WHAT THE EXERCISE ASKS: Please give the listing again in its entirety, exactly as written.

════════════════

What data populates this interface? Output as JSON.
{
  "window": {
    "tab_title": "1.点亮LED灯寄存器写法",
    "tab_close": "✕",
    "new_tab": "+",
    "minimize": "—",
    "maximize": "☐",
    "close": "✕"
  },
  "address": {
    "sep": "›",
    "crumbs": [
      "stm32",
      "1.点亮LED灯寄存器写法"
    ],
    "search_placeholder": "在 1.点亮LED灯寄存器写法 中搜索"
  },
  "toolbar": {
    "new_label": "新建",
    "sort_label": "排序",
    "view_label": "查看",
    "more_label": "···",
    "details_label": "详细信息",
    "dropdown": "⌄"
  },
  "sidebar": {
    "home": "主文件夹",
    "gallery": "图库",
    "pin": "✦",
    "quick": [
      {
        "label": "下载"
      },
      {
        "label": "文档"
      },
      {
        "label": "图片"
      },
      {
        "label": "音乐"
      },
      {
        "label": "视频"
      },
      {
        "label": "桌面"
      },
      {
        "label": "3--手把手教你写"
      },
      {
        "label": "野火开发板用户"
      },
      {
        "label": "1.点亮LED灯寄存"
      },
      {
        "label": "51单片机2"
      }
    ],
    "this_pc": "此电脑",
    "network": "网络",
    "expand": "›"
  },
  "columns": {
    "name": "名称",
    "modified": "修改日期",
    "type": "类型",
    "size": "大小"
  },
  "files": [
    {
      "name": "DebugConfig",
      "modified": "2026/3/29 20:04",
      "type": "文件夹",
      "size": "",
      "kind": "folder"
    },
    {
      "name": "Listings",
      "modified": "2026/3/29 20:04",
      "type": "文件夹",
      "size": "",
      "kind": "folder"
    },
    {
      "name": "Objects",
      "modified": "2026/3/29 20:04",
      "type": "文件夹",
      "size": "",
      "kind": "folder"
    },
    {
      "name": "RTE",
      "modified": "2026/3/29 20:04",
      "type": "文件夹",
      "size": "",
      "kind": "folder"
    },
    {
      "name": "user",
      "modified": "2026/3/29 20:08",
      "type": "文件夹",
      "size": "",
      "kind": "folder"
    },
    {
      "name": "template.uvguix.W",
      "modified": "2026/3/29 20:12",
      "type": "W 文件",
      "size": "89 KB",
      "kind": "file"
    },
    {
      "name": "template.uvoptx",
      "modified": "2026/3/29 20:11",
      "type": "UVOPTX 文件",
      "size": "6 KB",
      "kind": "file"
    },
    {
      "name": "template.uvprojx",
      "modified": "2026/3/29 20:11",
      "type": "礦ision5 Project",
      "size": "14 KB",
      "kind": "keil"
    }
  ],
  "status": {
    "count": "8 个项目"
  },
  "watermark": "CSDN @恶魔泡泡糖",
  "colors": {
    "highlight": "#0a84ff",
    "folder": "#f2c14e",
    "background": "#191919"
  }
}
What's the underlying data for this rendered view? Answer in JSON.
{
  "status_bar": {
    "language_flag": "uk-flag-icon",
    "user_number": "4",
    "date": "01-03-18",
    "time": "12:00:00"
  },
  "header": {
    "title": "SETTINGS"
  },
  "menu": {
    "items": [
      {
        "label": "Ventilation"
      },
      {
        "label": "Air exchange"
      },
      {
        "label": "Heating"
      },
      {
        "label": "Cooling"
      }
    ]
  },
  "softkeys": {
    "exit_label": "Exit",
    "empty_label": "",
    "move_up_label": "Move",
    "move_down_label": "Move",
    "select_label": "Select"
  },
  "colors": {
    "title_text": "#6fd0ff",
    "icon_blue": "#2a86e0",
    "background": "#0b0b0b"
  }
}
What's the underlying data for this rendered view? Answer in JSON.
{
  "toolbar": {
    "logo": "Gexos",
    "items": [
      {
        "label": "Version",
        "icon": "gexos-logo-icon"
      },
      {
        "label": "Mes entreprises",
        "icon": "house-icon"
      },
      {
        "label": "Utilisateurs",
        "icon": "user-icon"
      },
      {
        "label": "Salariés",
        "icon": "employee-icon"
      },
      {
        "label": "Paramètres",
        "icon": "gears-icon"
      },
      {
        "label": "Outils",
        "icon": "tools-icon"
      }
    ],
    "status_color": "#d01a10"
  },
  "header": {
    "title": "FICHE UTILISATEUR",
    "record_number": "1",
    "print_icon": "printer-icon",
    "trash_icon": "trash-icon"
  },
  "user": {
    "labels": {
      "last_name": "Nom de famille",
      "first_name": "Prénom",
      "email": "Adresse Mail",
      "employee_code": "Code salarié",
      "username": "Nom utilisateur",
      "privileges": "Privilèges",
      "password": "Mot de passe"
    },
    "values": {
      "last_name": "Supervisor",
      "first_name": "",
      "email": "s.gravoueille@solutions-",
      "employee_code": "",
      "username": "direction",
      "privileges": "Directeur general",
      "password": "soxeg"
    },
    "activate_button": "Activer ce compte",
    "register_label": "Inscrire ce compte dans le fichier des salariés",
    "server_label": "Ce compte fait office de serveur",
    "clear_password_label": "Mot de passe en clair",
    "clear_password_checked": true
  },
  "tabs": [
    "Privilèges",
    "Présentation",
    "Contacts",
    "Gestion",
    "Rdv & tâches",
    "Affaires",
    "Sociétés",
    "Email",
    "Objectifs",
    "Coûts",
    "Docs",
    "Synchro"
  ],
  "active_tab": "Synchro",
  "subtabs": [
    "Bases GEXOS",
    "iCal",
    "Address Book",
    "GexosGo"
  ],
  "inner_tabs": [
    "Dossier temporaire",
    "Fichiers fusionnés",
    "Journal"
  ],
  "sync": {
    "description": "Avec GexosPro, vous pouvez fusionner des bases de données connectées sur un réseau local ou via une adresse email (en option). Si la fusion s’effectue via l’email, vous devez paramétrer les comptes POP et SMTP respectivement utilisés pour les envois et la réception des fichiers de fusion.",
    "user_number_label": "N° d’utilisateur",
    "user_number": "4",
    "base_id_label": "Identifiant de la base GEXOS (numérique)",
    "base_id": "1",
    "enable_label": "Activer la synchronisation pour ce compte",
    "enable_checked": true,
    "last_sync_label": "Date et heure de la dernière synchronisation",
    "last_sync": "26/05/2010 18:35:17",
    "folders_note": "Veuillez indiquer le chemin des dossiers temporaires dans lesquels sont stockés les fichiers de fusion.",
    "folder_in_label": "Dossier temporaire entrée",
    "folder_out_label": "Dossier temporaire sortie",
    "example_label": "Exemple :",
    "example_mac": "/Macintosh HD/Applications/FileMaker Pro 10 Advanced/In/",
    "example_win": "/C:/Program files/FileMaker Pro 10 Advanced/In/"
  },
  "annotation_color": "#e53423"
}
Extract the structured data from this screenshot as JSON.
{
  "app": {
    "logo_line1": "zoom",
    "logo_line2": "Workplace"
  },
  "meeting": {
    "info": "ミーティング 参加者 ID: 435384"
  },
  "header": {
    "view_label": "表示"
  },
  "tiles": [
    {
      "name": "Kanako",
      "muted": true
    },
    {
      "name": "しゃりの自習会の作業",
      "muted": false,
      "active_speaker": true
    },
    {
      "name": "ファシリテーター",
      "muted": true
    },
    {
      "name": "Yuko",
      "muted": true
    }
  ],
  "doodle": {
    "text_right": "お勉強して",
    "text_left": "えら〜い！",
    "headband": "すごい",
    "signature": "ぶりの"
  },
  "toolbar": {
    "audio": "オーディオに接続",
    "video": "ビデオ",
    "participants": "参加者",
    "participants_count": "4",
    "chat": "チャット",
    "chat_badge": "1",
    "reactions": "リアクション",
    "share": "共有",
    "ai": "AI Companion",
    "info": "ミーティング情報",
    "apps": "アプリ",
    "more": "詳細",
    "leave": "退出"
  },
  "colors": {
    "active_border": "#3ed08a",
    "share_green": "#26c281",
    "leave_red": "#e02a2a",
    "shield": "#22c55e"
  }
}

════════════════

CORRECT RESULT:
What data populates this interface? Output as JSON.
{
  "window": {
    "tab_title": "1.点亮LED灯寄存器写法",
    "tab_close": "✕",
    "new_tab": "+",
    "minimize": "—",
    "maximize": "☐",
    "close": "✕"
  },
  "address": {
    "sep": "›",
    "crumbs": [
      "stm32",
      "1.点亮LED灯寄存器写法"
    ],
    "search_placeholder": "在 1.点亮LED灯寄存器写法 中搜索"
  },
  "toolbar": {
    "new_label": "新建",
    "sort_label": "排序",
    "view_label": "查看",
    "more_label": "···",
    "details_label": "详细信息",
    "dropdown": "⌄"
  },
  "sidebar": {
    "home": "主文件夹",
    "gallery": "图库",
    "pin": "✦",
    "quick": [
      {
        "label": "下载"
      },
      {
        "label": "文档"
      },
      {
        "label": "图片"
      },
      {
        "label": "音乐"
      },
      {
        "label": "视频"
      },
      {
        "label": "桌面"
      },
      {
        "label": "3--手把手教你写"
      },
      {
        "label": "野火开发板用户"
      },
      {
        "label": "1.点亮LED灯寄存"
      },
      {
        "label": "51单片机2"
      }
    ],
    "this_pc": "此电脑",
    "network": "网络",
    "expand": "›"
  },
  "columns": {
    "name": "名称",
    "modified": "修改日期",
    "type": "类型",
    "size": "大小"
  },
  "files": [
    {
      "name": "DebugConfig",
      "modified": "2026/3/29 20:04",
      "type": "文件夹",
      "size": "",
      "kind": "folder"
    },
    {
      "name": "Listings",
      "modified": "2026/3/29 20:04",
      "type": "文件夹",
      "size": "",
      "kind": "folder"
    },
    {
      "name": "Objects",
      "modified": "2026/3/29 20:04",
      "type": "文件夹",
      "size": "",
      "kind": "folder"
    },
    {
      "name": "RTE",
      "modified": "2026/3/29 20:04",
      "type": "文件夹",
      "size": "",
      "kind": "folder"
    },
    {
      "name": "user",
      "modified": "2026/3/29 20:08",
      "type": "文件夹",
      "size": "",
      "kind": "folder"
    },
    {
      "name": "template.uvguix.W",
      "modified": "2026/3/29 20:12",
      "type": "W 文件",
      "size": "89 KB",
      "kind": "file"
    },
    {
      "name": "template.uvoptx",
      "modified": "2026/3/29 20:11",
      "type": "UVOPTX 文件",
      "size": "6 KB",
      "kind": "file"
    },
    {
      "name": "template.uvprojx",
      "modified": "2026/3/29 20:11",
      "type": "礦ision5 Project",
      "size": "14 KB",
      "kind": "keil"
    }
  ],
  "status": {
    "count": "8 个项目"
  },
  "watermark": "CSDN @恶魔泡泡糖",
  "colors": {
    "highlight": "#0a84ff",
    "folder": "#f2c14e",
    "background": "#191919"
  }
}
What's the underlying data for this rendered view? Answer in JSON.
{
  "status_bar": {
    "language_flag": "uk-flag-icon",
    "user_number": "4",
    "date": "01-03-18",
    "time": "12:00:00"
  },
  "header": {
    "title": "SETTINGS"
  },
  "menu": {
    "items": [
      {
        "label": "Ventilation"
      },
      {
        "label": "Air exchange"
      },
      {
        "label": "Heating"
      },
      {
        "label": "Cooling"
      }
    ]
  },
  "softkeys": {
    "exit_label": "Exit",
    "empty_label": "",
    "move_up_label": "Move",
    "move_down_label": "Move",
    "select_label": "Select"
  },
  "colors": {
    "title_text": "#6fd0ff",
    "icon_blue": "#2a86e0",
    "background": "#0b0b0b"
  }
}
What's the underlying data for this rendered view? Answer in JSON.
{
  "toolbar": {
    "logo": "Gexos",
    "items": [
      {
        "label": "Version",
        "icon": "gexos-logo-icon"
      },
      {
        "label": "Mes entreprises",
        "icon": "house-icon"
      },
      {
        "label": "Utilisateurs",
        "icon": "user-icon"
      },
      {
        "label": "Salariés",
        "icon": "employee-icon"
      },
      {
        "label": "Paramètres",
        "icon": "gears-icon"
      },
      {
        "label": "Outils",
        "icon": "tools-icon"
      }
    ],
    "status_color": "#d01a10"
  },
  "header": {
    "title": "FICHE UTILISATEUR",
    "record_number": "1",
    "print_icon": "printer-icon",
    "trash_icon": "trash-icon"
  },
  "user": {
    "labels": {
      "last_name": "Nom de famille",
      "first_name": "Prénom",
      "email": "Adresse Mail",
      "employee_code": "Code salarié",
      "username": "Nom utilisateur",
      "privileges": "Privilèges",
      "password": "Mot de passe"
    },
    "values": {
      "last_name": "Supervisor",
      "first_name": "",
      "email": "s.gravoueille@solutions-",
      "employee_code": "",
      "username": "direction",
      "privileges": "Directeur general",
      "password": "soxeg"
    },
    "activate_button": "Activer ce compte",
    "register_label": "Inscrire ce compte dans le fichier des salariés",
    "server_label": "Ce compte fait office de serveur",
    "clear_password_label": "Mot de passe en clair",
    "clear_password_checked": true
  },
  "tabs": [
    "Privilèges",
    "Présentation",
    "Contacts",
    "Gestion",
    "Rdv & tâches",
    "Affaires",
    "Sociétés",
    "Email",
    "Objectifs",
    "Coûts",
    "Docs",
    "Synchro"
  ],
  "active_tab": "Synchro",
  "subtabs": [
    "Bases GEXOS",
    "iCal",
    "Address Book",
    "GexosGo"
  ],
  "inner_tabs": [
    "Dossier temporaire",
    "Fichiers fusionnés",
    "Journal"
  ],
  "sync": {
    "description": "Avec GexosPro, vous pouvez fusionner des bases de données connectées sur un réseau local ou via une adresse email (en option). Si la fusion s’effectue via l’email, vous devez paramétrer les comptes POP et SMTP respectivement utilisés pour les envois et la réception des fichiers de fusion.",
    "user_number_label": "N° d’utilisateur",
    "user_number": "4",
    "base_id_label": "Identifiant de la base GEXOS (numérique)",
    "base_id": "1",
    "enable_label": "Activer la synchronisation pour ce compte",
    "enable_checked": true,
    "last_sync_label": "Date et heure de la dernière synchronisation",
    "last_sync": "26/05/2010 18:35:17",
    "folders_note": "Veuillez indiquer le chemin des dossiers temporaires dans lesquels sont stockés les fichiers de fusion.",
    "folder_in_label": "Dossier temporaire entrée",
    "folder_out_label": "Dossier temporaire sortie",
    "example_label": "Exemple :",
    "example_mac": "/Macintosh HD/Applications/FileMaker Pro 10 Advanced/In/",
    "example_win": "/C:/Program files/FileMaker Pro 10 Advanced/In/"
  },
  "annotation_color": "#e53423"
}
Extract the structured data from this screenshot as JSON.
{
  "app": {
    "logo_line1": "zoom",
    "logo_line2": "Workplace"
  },
  "meeting": {
    "info": "ミーティング 参加者 ID: 435384"
  },
  "header": {
    "view_label": "表示"
  },
  "tiles": [
    {
      "name": "Kanako",
      "muted": true
    },
    {
      "name": "しゃりの自習会の作業",
      "muted": false,
      "active_speaker": true
    },
    {
      "name": "ファシリテーター",
      "muted": true
    },
    {
      "name": "Yuko",
      "muted": true
    }
  ],
  "doodle": {
    "text_right": "お勉強して",
    "text_left": "えら〜い！",
    "headband": "すごい",
    "signature": "ぶりの"
  },
  "toolbar": {
    "audio": "オーディオに接続",
    "video": "ビデオ",
    "participants": "参加者",
    "participants_count": "4",
    "chat": "チャット",
    "chat_badge": "1",
    "reactions": "リアクション",
    "share": "共有",
    "ai": "AI Companion",
    "info": "ミーティング情報",
    "apps": "アプリ",
    "more": "詳細",
    "leave": "退出"
  },
  "colors": {
    "active_border": "#3ed08a",
    "share_green": "#26c281",
    "leave_red": "#e02a2a",
    "shield": "#22c55e"
  }
}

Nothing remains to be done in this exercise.